** Instruction **
Your task is to extract every entry that follows word for word while excluding the pictures.

** Figure collection entries **
..............................

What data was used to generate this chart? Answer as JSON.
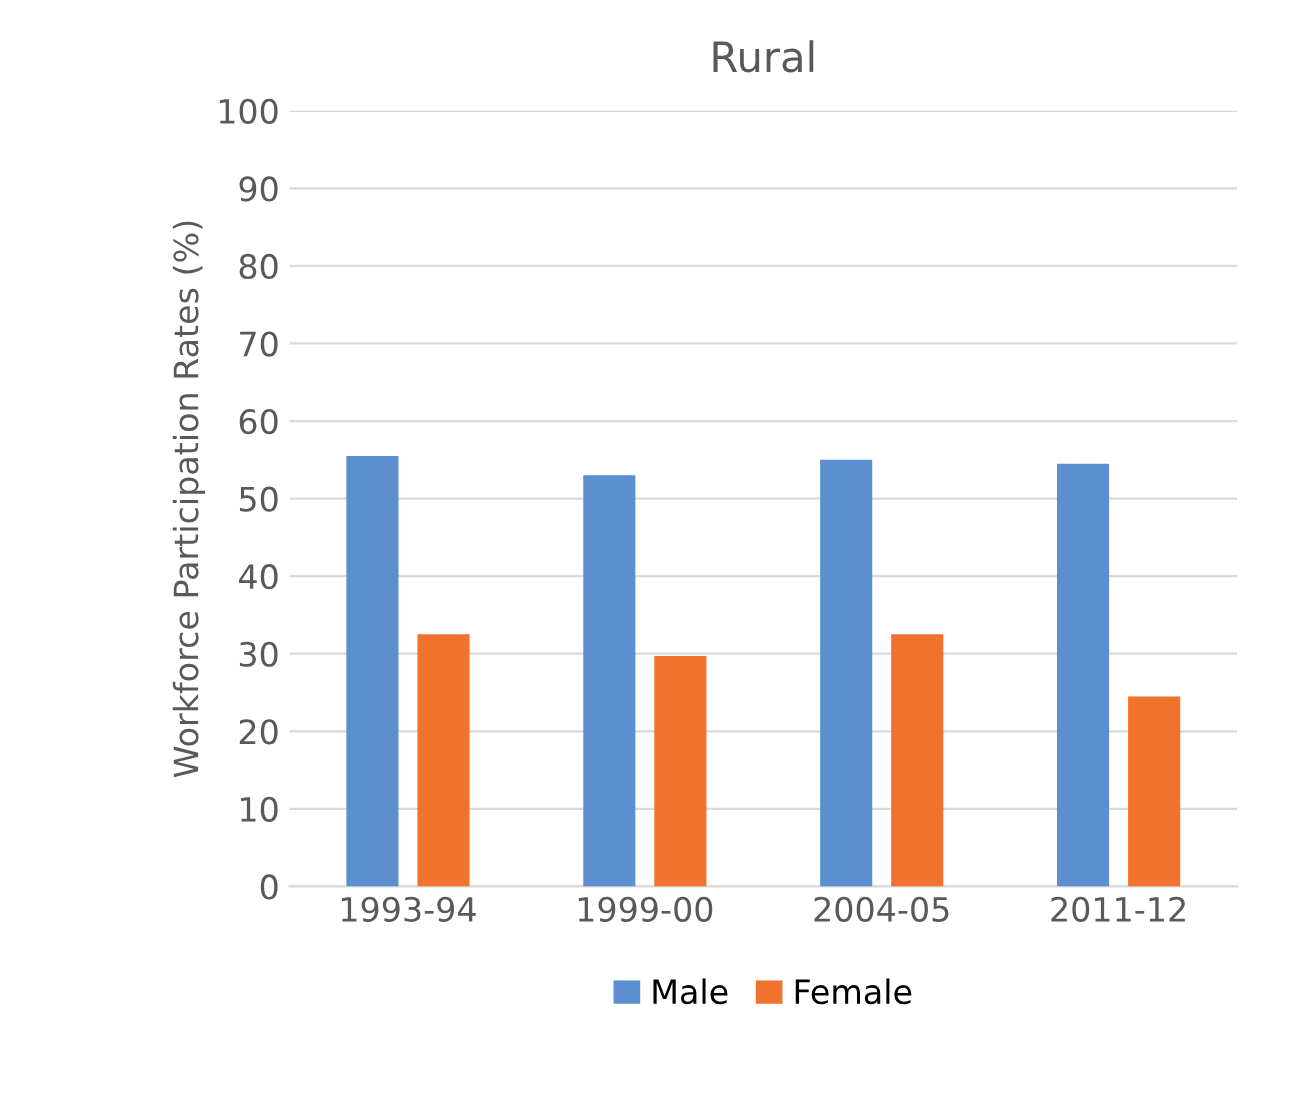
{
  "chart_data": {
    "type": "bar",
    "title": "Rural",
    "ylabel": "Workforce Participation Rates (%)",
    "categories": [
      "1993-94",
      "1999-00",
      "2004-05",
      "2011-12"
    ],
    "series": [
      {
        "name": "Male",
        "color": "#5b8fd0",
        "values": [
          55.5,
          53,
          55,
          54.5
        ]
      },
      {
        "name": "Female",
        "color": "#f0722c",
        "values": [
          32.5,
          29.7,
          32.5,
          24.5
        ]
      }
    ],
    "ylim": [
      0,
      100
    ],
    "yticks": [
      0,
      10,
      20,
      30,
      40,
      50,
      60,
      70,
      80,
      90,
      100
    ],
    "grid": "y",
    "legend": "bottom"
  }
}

..............................

** Result **
What data was used to generate this chart? Answer as JSON.
{
  "chart_data": {
    "type": "bar",
    "title": "Rural",
    "ylabel": "Workforce Participation Rates (%)",
    "categories": [
      "1993-94",
      "1999-00",
      "2004-05",
      "2011-12"
    ],
    "series": [
      {
        "name": "Male",
        "color": "#5b8fd0",
        "values": [
          55.5,
          53,
          55,
          54.5
        ]
      },
      {
        "name": "Female",
        "color": "#f0722c",
        "values": [
          32.5,
          29.7,
          32.5,
          24.5
        ]
      }
    ],
    "ylim": [
      0,
      100
    ],
    "yticks": [
      0,
      10,
      20,
      30,
      40,
      50,
      60,
      70,
      80,
      90,
      100
    ],
    "grid": "y",
    "legend": "bottom"
  }
}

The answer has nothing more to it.